Copy each line below without leaving any out.

━━━━━━━━━━━━━━━━━━━━

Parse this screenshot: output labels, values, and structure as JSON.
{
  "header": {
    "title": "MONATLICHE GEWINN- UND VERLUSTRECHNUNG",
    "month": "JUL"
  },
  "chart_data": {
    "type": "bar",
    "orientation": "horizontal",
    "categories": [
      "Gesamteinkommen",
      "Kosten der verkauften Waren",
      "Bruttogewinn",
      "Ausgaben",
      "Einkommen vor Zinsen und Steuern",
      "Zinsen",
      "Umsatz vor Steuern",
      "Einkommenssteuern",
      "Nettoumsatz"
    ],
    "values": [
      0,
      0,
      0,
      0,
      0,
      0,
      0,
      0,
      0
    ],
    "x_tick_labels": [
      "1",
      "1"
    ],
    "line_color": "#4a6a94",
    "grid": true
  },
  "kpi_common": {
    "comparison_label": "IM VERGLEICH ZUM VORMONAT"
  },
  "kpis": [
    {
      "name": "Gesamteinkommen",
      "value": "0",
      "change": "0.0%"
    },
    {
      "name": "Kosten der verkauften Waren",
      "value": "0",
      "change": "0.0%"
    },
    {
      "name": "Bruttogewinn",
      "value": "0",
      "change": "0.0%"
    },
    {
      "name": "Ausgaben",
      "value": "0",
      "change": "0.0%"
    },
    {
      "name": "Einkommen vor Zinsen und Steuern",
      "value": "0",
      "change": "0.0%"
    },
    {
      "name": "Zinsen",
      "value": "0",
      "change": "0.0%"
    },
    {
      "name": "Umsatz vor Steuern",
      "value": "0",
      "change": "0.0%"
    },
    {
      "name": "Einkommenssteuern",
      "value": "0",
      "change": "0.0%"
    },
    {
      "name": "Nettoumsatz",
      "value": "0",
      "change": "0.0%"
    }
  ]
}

━━━━━━━━━━━━━━━━━━━━

EXERCISE RESPONSE:
Parse this screenshot: output labels, values, and structure as JSON.
{
  "header": {
    "title": "MONATLICHE GEWINN- UND VERLUSTRECHNUNG",
    "month": "JUL"
  },
  "chart_data": {
    "type": "bar",
    "orientation": "horizontal",
    "categories": [
      "Gesamteinkommen",
      "Kosten der verkauften Waren",
      "Bruttogewinn",
      "Ausgaben",
      "Einkommen vor Zinsen und Steuern",
      "Zinsen",
      "Umsatz vor Steuern",
      "Einkommenssteuern",
      "Nettoumsatz"
    ],
    "values": [
      0,
      0,
      0,
      0,
      0,
      0,
      0,
      0,
      0
    ],
    "x_tick_labels": [
      "1",
      "1"
    ],
    "line_color": "#4a6a94",
    "grid": true
  },
  "kpi_common": {
    "comparison_label": "IM VERGLEICH ZUM VORMONAT"
  },
  "kpis": [
    {
      "name": "Gesamteinkommen",
      "value": "0",
      "change": "0.0%"
    },
    {
      "name": "Kosten der verkauften Waren",
      "value": "0",
      "change": "0.0%"
    },
    {
      "name": "Bruttogewinn",
      "value": "0",
      "change": "0.0%"
    },
    {
      "name": "Ausgaben",
      "value": "0",
      "change": "0.0%"
    },
    {
      "name": "Einkommen vor Zinsen und Steuern",
      "value": "0",
      "change": "0.0%"
    },
    {
      "name": "Zinsen",
      "value": "0",
      "change": "0.0%"
    },
    {
      "name": "Umsatz vor Steuern",
      "value": "0",
      "change": "0.0%"
    },
    {
      "name": "Einkommenssteuern",
      "value": "0",
      "change": "0.0%"
    },
    {
      "name": "Nettoumsatz",
      "value": "0",
      "change": "0.0%"
    }
  ]
}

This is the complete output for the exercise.